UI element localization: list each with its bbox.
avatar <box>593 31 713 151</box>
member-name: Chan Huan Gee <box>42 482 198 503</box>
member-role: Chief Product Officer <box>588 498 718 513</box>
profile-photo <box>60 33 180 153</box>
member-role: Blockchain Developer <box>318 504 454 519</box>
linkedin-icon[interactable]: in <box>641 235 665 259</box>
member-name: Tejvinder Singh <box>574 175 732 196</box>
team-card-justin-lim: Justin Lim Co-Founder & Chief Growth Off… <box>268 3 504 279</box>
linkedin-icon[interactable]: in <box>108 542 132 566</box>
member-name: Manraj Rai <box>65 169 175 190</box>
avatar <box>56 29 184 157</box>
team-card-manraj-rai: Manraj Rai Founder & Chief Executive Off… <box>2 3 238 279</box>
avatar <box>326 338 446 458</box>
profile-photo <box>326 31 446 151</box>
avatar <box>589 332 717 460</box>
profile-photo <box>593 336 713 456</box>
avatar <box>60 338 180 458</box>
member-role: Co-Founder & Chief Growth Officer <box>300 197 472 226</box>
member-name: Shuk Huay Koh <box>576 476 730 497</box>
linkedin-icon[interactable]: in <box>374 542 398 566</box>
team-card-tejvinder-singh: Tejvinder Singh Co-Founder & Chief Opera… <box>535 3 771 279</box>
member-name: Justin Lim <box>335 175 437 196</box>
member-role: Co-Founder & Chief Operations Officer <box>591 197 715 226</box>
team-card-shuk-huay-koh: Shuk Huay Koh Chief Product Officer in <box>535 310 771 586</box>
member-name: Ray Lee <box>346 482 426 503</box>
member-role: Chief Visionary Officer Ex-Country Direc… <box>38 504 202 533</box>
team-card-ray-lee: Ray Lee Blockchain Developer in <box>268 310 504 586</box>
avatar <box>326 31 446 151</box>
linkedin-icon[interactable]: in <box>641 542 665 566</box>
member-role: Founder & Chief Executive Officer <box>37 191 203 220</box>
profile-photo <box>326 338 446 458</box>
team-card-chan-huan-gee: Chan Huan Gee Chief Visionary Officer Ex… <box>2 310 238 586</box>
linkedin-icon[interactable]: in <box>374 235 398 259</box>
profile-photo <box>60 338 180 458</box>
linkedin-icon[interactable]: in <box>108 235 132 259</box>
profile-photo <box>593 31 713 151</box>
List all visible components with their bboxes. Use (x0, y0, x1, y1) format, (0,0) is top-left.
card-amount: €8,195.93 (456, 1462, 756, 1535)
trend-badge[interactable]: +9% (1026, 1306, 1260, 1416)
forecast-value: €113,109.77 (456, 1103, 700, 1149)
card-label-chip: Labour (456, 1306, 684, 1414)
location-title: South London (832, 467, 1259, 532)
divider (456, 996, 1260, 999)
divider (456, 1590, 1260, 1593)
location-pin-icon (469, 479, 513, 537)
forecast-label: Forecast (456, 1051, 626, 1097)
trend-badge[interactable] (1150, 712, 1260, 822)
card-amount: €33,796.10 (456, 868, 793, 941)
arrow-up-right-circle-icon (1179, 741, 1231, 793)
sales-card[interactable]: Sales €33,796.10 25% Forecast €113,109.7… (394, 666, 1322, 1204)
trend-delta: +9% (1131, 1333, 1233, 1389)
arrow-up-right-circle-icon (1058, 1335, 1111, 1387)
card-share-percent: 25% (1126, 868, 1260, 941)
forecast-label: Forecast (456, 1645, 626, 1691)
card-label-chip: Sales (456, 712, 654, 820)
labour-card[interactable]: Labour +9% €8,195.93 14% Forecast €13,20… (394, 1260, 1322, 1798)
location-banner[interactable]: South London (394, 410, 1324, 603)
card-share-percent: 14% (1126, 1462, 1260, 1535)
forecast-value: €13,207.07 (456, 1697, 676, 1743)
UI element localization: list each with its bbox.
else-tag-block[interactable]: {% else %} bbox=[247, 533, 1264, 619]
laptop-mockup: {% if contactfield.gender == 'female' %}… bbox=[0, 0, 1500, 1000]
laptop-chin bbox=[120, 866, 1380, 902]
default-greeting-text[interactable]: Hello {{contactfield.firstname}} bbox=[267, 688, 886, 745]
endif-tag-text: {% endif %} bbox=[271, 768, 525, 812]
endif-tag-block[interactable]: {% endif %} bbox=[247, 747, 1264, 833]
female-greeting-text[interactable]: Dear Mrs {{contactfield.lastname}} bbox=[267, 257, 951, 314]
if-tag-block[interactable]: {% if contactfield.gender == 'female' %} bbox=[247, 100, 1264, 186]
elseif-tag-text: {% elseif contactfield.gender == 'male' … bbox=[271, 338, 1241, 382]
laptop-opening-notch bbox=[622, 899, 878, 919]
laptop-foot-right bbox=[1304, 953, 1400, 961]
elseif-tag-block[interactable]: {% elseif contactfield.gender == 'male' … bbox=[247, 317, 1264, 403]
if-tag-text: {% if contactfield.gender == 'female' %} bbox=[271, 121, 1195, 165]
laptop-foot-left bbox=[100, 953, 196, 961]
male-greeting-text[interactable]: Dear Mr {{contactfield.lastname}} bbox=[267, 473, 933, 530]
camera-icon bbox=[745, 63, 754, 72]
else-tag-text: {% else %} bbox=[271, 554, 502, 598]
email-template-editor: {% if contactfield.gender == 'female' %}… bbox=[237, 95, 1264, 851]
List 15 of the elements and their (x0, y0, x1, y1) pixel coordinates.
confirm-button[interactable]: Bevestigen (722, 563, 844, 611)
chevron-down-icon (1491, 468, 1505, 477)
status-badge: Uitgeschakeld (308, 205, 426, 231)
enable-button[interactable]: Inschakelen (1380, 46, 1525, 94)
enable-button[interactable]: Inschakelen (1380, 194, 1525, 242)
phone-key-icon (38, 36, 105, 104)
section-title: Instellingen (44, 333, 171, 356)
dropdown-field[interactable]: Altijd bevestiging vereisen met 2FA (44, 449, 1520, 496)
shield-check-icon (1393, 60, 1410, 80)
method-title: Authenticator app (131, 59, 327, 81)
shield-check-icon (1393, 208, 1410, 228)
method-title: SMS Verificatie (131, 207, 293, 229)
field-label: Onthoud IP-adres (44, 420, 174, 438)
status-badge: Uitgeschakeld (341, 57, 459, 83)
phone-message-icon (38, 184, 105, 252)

Stated problem — Reproduce every one of the records above, substituting "social-link-icon" for each occurrence of "linkedin-icon" and leaving all other text untouched.

Task solution —
UI element localization: list each with its bbox.
avatar <box>593 31 713 151</box>
member-name: Chan Huan Gee <box>42 482 198 503</box>
member-role: Chief Product Officer <box>588 498 718 513</box>
profile-photo <box>60 33 180 153</box>
member-role: Blockchain Developer <box>318 504 454 519</box>
social-link-icon[interactable]: in <box>641 235 665 259</box>
member-name: Tejvinder Singh <box>574 175 732 196</box>
team-card-justin-lim: Justin Lim Co-Founder & Chief Growth Off… <box>268 3 504 279</box>
social-link-icon[interactable]: in <box>108 542 132 566</box>
member-name: Manraj Rai <box>65 169 175 190</box>
avatar <box>56 29 184 157</box>
team-card-manraj-rai: Manraj Rai Founder & Chief Executive Off… <box>2 3 238 279</box>
avatar <box>326 338 446 458</box>
profile-photo <box>326 31 446 151</box>
avatar <box>589 332 717 460</box>
profile-photo <box>593 336 713 456</box>
avatar <box>60 338 180 458</box>
member-role: Co-Founder & Chief Growth Officer <box>300 197 472 226</box>
member-name: Shuk Huay Koh <box>576 476 730 497</box>
social-link-icon[interactable]: in <box>374 542 398 566</box>
team-card-tejvinder-singh: Tejvinder Singh Co-Founder & Chief Opera… <box>535 3 771 279</box>
member-name: Justin Lim <box>335 175 437 196</box>
member-role: Co-Founder & Chief Operations Officer <box>591 197 715 226</box>
team-card-shuk-huay-koh: Shuk Huay Koh Chief Product Officer in <box>535 310 771 586</box>
member-name: Ray Lee <box>346 482 426 503</box>
member-role: Chief Visionary Officer Ex-Country Direc… <box>38 504 202 533</box>
team-card-ray-lee: Ray Lee Blockchain Developer in <box>268 310 504 586</box>
avatar <box>326 31 446 151</box>
social-link-icon[interactable]: in <box>641 542 665 566</box>
member-role: Founder & Chief Executive Officer <box>37 191 203 220</box>
profile-photo <box>326 338 446 458</box>
team-card-chan-huan-gee: Chan Huan Gee Chief Visionary Officer Ex… <box>2 310 238 586</box>
social-link-icon[interactable]: in <box>374 235 398 259</box>
profile-photo <box>60 338 180 458</box>
social-link-icon[interactable]: in <box>108 235 132 259</box>
profile-photo <box>593 31 713 151</box>
List all visible components with their bboxes. Use (x0, y0, x1, y1) format, (0,0) is top-left.
card-amount: €8,195.93 (456, 1462, 756, 1535)
trend-badge[interactable]: +9% (1026, 1306, 1260, 1416)
forecast-value: €113,109.77 (456, 1103, 700, 1149)
card-label-chip: Labour (456, 1306, 684, 1414)
location-title: South London (832, 467, 1259, 532)
divider (456, 996, 1260, 999)
divider (456, 1590, 1260, 1593)
location-pin-icon (469, 479, 513, 537)
forecast-label: Forecast (456, 1051, 626, 1097)
trend-badge[interactable] (1150, 712, 1260, 822)
card-amount: €33,796.10 (456, 868, 793, 941)
arrow-up-right-circle-icon (1179, 741, 1231, 793)
sales-card[interactable]: Sales €33,796.10 25% Forecast €113,109.7… (394, 666, 1322, 1204)
trend-delta: +9% (1131, 1333, 1233, 1389)
arrow-up-right-circle-icon (1058, 1335, 1111, 1387)
card-share-percent: 25% (1126, 868, 1260, 941)
forecast-label: Forecast (456, 1645, 626, 1691)
card-label-chip: Sales (456, 712, 654, 820)
labour-card[interactable]: Labour +9% €8,195.93 14% Forecast €13,20… (394, 1260, 1322, 1798)
location-banner[interactable]: South London (394, 410, 1324, 603)
card-share-percent: 14% (1126, 1462, 1260, 1535)
forecast-value: €13,207.07 (456, 1697, 676, 1743)
UI element localization: list each with its bbox.
else-tag-block[interactable]: {% else %} bbox=[247, 533, 1264, 619]
laptop-mockup: {% if contactfield.gender == 'female' %}… bbox=[0, 0, 1500, 1000]
laptop-chin bbox=[120, 866, 1380, 902]
default-greeting-text[interactable]: Hello {{contactfield.firstname}} bbox=[267, 688, 886, 745]
endif-tag-text: {% endif %} bbox=[271, 768, 525, 812]
endif-tag-block[interactable]: {% endif %} bbox=[247, 747, 1264, 833]
female-greeting-text[interactable]: Dear Mrs {{contactfield.lastname}} bbox=[267, 257, 951, 314]
if-tag-block[interactable]: {% if contactfield.gender == 'female' %} bbox=[247, 100, 1264, 186]
elseif-tag-text: {% elseif contactfield.gender == 'male' … bbox=[271, 338, 1241, 382]
laptop-opening-notch bbox=[622, 899, 878, 919]
laptop-foot-right bbox=[1304, 953, 1400, 961]
elseif-tag-block[interactable]: {% elseif contactfield.gender == 'male' … bbox=[247, 317, 1264, 403]
if-tag-text: {% if contactfield.gender == 'female' %} bbox=[271, 121, 1195, 165]
laptop-foot-left bbox=[100, 953, 196, 961]
male-greeting-text[interactable]: Dear Mr {{contactfield.lastname}} bbox=[267, 473, 933, 530]
camera-icon bbox=[745, 63, 754, 72]
else-tag-text: {% else %} bbox=[271, 554, 502, 598]
email-template-editor: {% if contactfield.gender == 'female' %}… bbox=[237, 95, 1264, 851]
List 15 of the elements and their (x0, y0, x1, y1) pixel coordinates.
confirm-button[interactable]: Bevestigen (722, 563, 844, 611)
chevron-down-icon (1491, 468, 1505, 477)
status-badge: Uitgeschakeld (308, 205, 426, 231)
enable-button[interactable]: Inschakelen (1380, 46, 1525, 94)
enable-button[interactable]: Inschakelen (1380, 194, 1525, 242)
phone-key-icon (38, 36, 105, 104)
section-title: Instellingen (44, 333, 171, 356)
dropdown-field[interactable]: Altijd bevestiging vereisen met 2FA (44, 449, 1520, 496)
shield-check-icon (1393, 60, 1410, 80)
method-title: Authenticator app (131, 59, 327, 81)
shield-check-icon (1393, 208, 1410, 228)
method-title: SMS Verificatie (131, 207, 293, 229)
field-label: Onthoud IP-adres (44, 420, 174, 438)
status-badge: Uitgeschakeld (341, 57, 459, 83)
phone-message-icon (38, 184, 105, 252)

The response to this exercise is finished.